─── Dataset records

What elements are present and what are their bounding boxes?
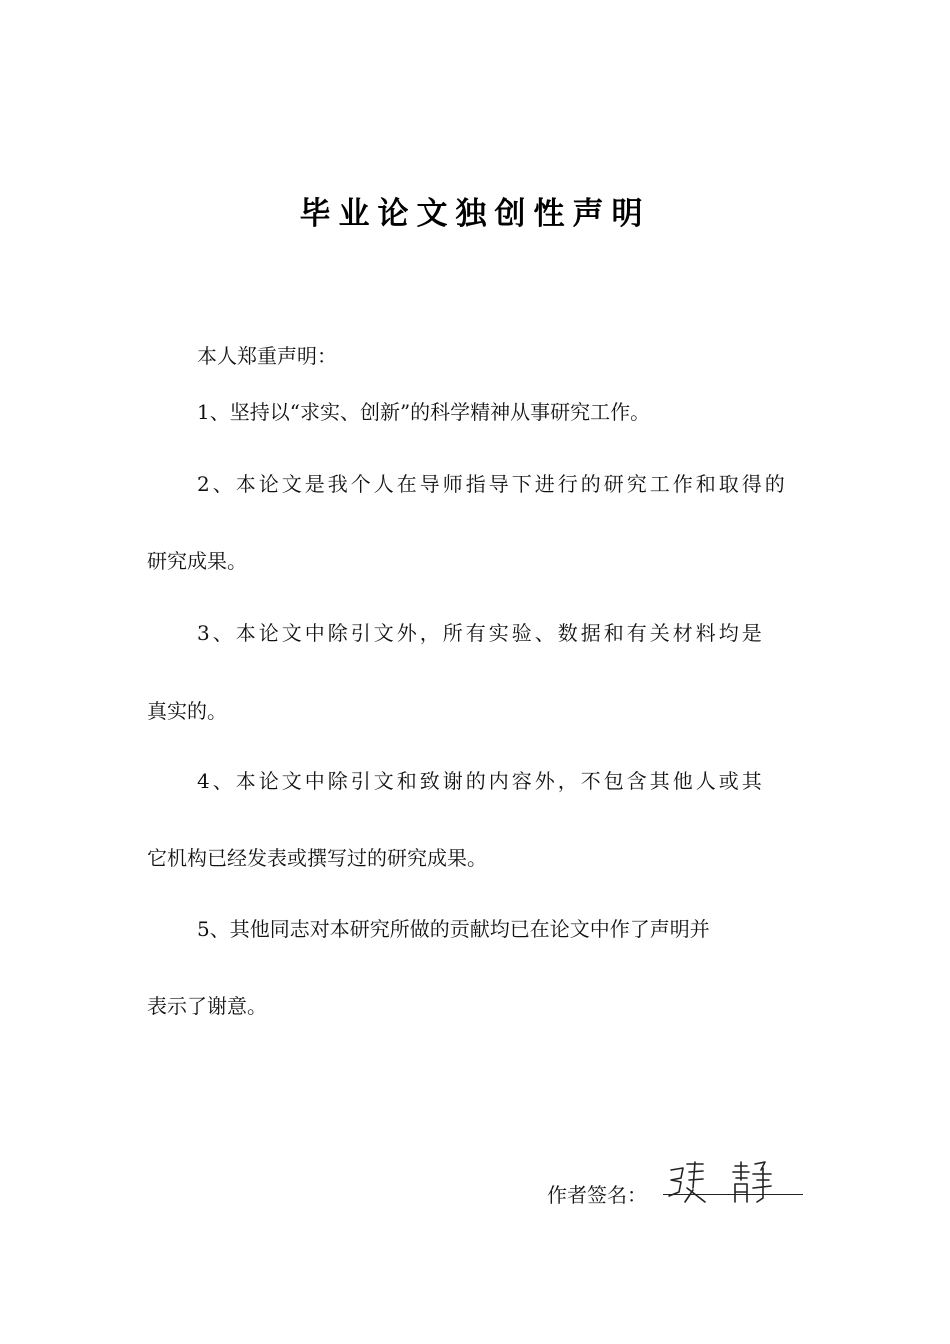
item-5-line-2: 表示了谢意。 [147,994,267,1018]
item-3-line-2: 真实的。 [147,699,227,723]
item-4-line-2: 它机构已经发表或撰写过的研究成果。 [147,846,487,870]
page-title: 毕业论文独创性声明 [299,196,651,232]
item-4-line-1: 4、本论文中除引文和致谢的内容外，不包含其他人或其 [197,769,765,793]
item-2-line-1: 2、本论文是我个人在导师指导下进行的研究工作和取得的 [197,472,788,496]
signature-label: 作者签名： [547,1183,647,1207]
item-2-line-2: 研究成果。 [147,549,247,573]
item-1-text: 1、坚持以“求实、创新”的科学精神从事研究工作。 [197,400,651,424]
intro-text: 本人郑重声明： [197,344,337,368]
handwritten-signature-icon [663,1158,803,1208]
item-3-line-1: 3、本论文中除引文外，所有实验、数据和有关材料均是 [197,621,765,645]
item-5-line-1: 5、其他同志对本研究所做的贡献均已在论文中作了声明并 [197,917,710,941]
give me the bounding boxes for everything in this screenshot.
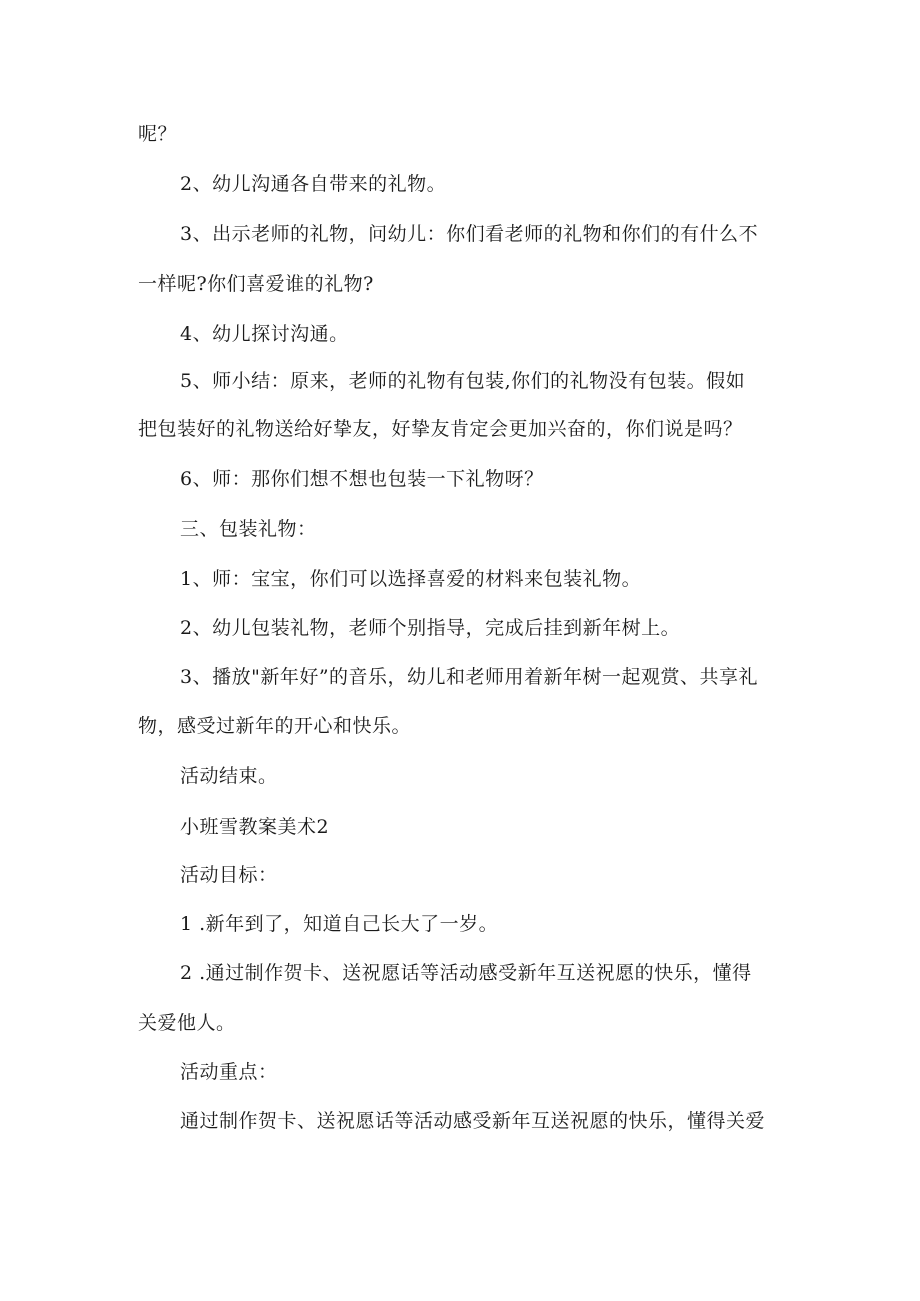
text-line: 活动结束。 (180, 765, 278, 787)
section-heading: 三、包装礼物： (180, 518, 317, 540)
section-title: 小班雪教案美术2 (180, 816, 330, 838)
text-line: 关爱他人。 (138, 1012, 236, 1034)
section-heading: 活动目标： (180, 864, 278, 886)
text-line: 2、幼儿沟通各自带来的礼物。 (180, 173, 447, 195)
text-line: 一样呢?你们喜爱谁的礼物? (138, 273, 374, 295)
text-line: 物，感受过新年的开心和快乐。 (138, 715, 412, 737)
section-heading: 活动重点： (180, 1061, 278, 1083)
text-line: 呢？ (138, 123, 178, 145)
text-line: 3、播放"新年好”的音乐，幼儿和老师用着新年树一起观赏、共享礼 (180, 666, 759, 688)
text-line: 2、幼儿包装礼物，老师个别指导，完成后挂到新年树上。 (180, 617, 681, 639)
text-line: 4、幼儿探讨沟通。 (180, 323, 349, 345)
text-line: 6、师：那你们想不想也包装一下礼物呀？ (180, 468, 544, 490)
text-line: 把包装好的礼物送给好挚友，好挚友肯定会更加兴奋的，你们说是吗？ (138, 418, 743, 440)
text-line: 1 .新年到了，知道自己长大了一岁。 (180, 913, 499, 935)
text-line: 1、师：宝宝，你们可以选择喜爱的材料来包装礼物。 (180, 568, 642, 590)
text-line: 通过制作贺卡、送祝愿话等活动感受新年互送祝愿的快乐，懂得关爱 (180, 1110, 766, 1132)
text-line: 5、师小结：原来，老师的礼物有包装,你们的礼物没有包装。假如 (180, 370, 746, 392)
text-line: 2 .通过制作贺卡、送祝愿话等活动感受新年互送祝愿的快乐，懂得 (180, 962, 752, 984)
text-line: 3、出示老师的礼物，问幼儿：你们看老师的礼物和你们的有什么不 (180, 223, 759, 245)
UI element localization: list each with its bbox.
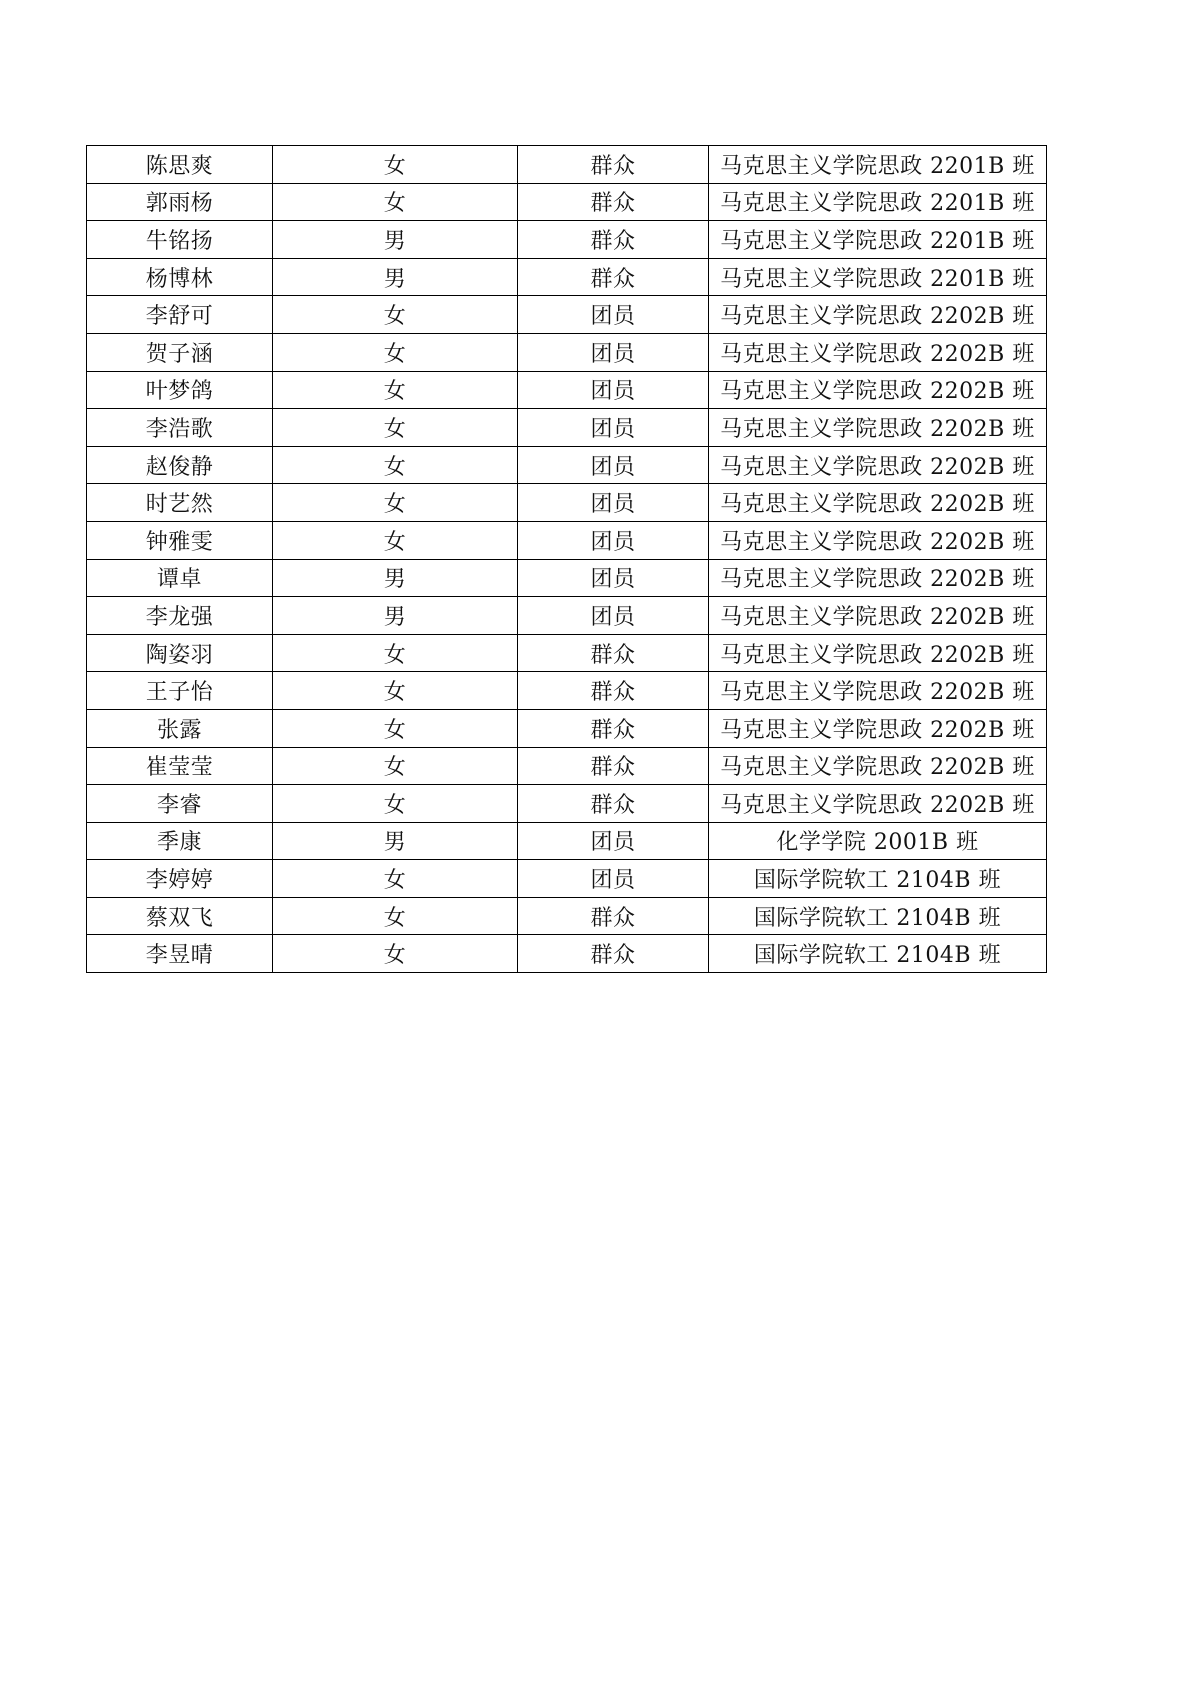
gender-cell: 女 [273,709,518,747]
student-name-cell: 叶梦鸽 [87,371,273,409]
class-cell: 马克思主义学院思政 2202B 班 [709,296,1047,334]
class-cell: 马克思主义学院思政 2201B 班 [709,221,1047,259]
political-status-cell: 群众 [518,747,709,785]
political-status-cell: 群众 [518,785,709,823]
political-status-cell: 群众 [518,634,709,672]
student-name-cell: 钟雅雯 [87,521,273,559]
class-cell: 国际学院软工 2104B 班 [709,897,1047,935]
student-name-cell: 王子怡 [87,672,273,710]
table-row [87,559,1047,597]
gender-cell: 女 [273,785,518,823]
table-row [87,521,1047,559]
political-status-cell: 团员 [518,559,709,597]
political-status-cell: 团员 [518,484,709,522]
student-name-cell: 陈思爽 [87,146,273,184]
student-name-cell: 李浩歌 [87,409,273,447]
class-cell: 马克思主义学院思政 2201B 班 [709,183,1047,221]
gender-cell: 女 [273,897,518,935]
political-status-cell: 团员 [518,446,709,484]
student-name-cell: 杨博林 [87,258,273,296]
political-status-cell: 群众 [518,258,709,296]
table-row [87,672,1047,710]
political-status-cell: 团员 [518,333,709,371]
student-name-cell: 李睿 [87,785,273,823]
table-row [87,409,1047,447]
class-cell: 马克思主义学院思政 2201B 班 [709,258,1047,296]
gender-cell: 女 [273,935,518,973]
gender-cell: 男 [273,559,518,597]
gender-cell: 女 [273,634,518,672]
table-row [87,597,1047,635]
class-cell: 马克思主义学院思政 2202B 班 [709,597,1047,635]
table-row [87,146,1047,184]
student-name-cell: 李龙强 [87,597,273,635]
student-name-cell: 季康 [87,822,273,860]
class-cell: 马克思主义学院思政 2201B 班 [709,146,1047,184]
student-name-cell: 时艺然 [87,484,273,522]
class-cell: 马克思主义学院思政 2202B 班 [709,672,1047,710]
class-cell: 马克思主义学院思政 2202B 班 [709,559,1047,597]
table-row [87,785,1047,823]
table-row [87,747,1047,785]
class-cell: 马克思主义学院思政 2202B 班 [709,785,1047,823]
student-name-cell: 贺子涵 [87,333,273,371]
class-cell: 马克思主义学院思政 2202B 班 [709,371,1047,409]
political-status-cell: 群众 [518,709,709,747]
class-cell: 马克思主义学院思政 2202B 班 [709,333,1047,371]
student-name-cell: 陶姿羽 [87,634,273,672]
political-status-cell: 团员 [518,296,709,334]
political-status-cell: 团员 [518,860,709,898]
class-cell: 马克思主义学院思政 2202B 班 [709,709,1047,747]
class-cell: 马克思主义学院思政 2202B 班 [709,521,1047,559]
political-status-cell: 群众 [518,146,709,184]
student-name-cell: 崔莹莹 [87,747,273,785]
class-cell: 马克思主义学院思政 2202B 班 [709,634,1047,672]
table-row [87,296,1047,334]
gender-cell: 女 [273,747,518,785]
gender-cell: 男 [273,597,518,635]
gender-cell: 女 [273,146,518,184]
table-row [87,634,1047,672]
gender-cell: 女 [273,860,518,898]
table-row [87,860,1047,898]
class-cell: 国际学院软工 2104B 班 [709,860,1047,898]
student-name-cell: 郭雨杨 [87,183,273,221]
student-name-cell: 赵俊静 [87,446,273,484]
political-status-cell: 群众 [518,897,709,935]
table-row [87,822,1047,860]
roster-body [87,146,1047,973]
political-status-cell: 团员 [518,597,709,635]
student-name-cell: 牛铭扬 [87,221,273,259]
student-name-cell: 李舒可 [87,296,273,334]
political-status-cell: 团员 [518,371,709,409]
student-name-cell: 李昱晴 [87,935,273,973]
political-status-cell: 群众 [518,935,709,973]
class-cell: 马克思主义学院思政 2202B 班 [709,747,1047,785]
class-cell: 化学学院 2001B 班 [709,822,1047,860]
gender-cell: 女 [273,296,518,334]
student-name-cell: 蔡双飞 [87,897,273,935]
political-status-cell: 团员 [518,822,709,860]
table-row [87,333,1047,371]
table-row [87,446,1047,484]
student-name-cell: 李婷婷 [87,860,273,898]
table-row [87,221,1047,259]
class-cell: 国际学院软工 2104B 班 [709,935,1047,973]
table-row [87,258,1047,296]
table-row [87,183,1047,221]
table-row [87,371,1047,409]
class-cell: 马克思主义学院思政 2202B 班 [709,484,1047,522]
student-name-cell: 谭卓 [87,559,273,597]
political-status-cell: 团员 [518,409,709,447]
gender-cell: 男 [273,258,518,296]
political-status-cell: 群众 [518,672,709,710]
gender-cell: 女 [273,183,518,221]
political-status-cell: 团员 [518,521,709,559]
gender-cell: 女 [273,672,518,710]
gender-cell: 女 [273,409,518,447]
table-row [87,935,1047,973]
gender-cell: 男 [273,221,518,259]
gender-cell: 男 [273,822,518,860]
table-row [87,897,1047,935]
student-roster-table [86,145,1047,973]
gender-cell: 女 [273,446,518,484]
political-status-cell: 群众 [518,221,709,259]
political-status-cell: 群众 [518,183,709,221]
gender-cell: 女 [273,333,518,371]
student-name-cell: 张露 [87,709,273,747]
gender-cell: 女 [273,484,518,522]
class-cell: 马克思主义学院思政 2202B 班 [709,446,1047,484]
gender-cell: 女 [273,521,518,559]
gender-cell: 女 [273,371,518,409]
table-row [87,484,1047,522]
table-row [87,709,1047,747]
class-cell: 马克思主义学院思政 2202B 班 [709,409,1047,447]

──────

▶ [Exercise brief]
List every line of the records above that contains the word "bounding", copying each such line in full. Case counts.

▶ [Answer]
What elements are present and what are their bounding boxes?
give me the bounding boxes for everything in this screenshot.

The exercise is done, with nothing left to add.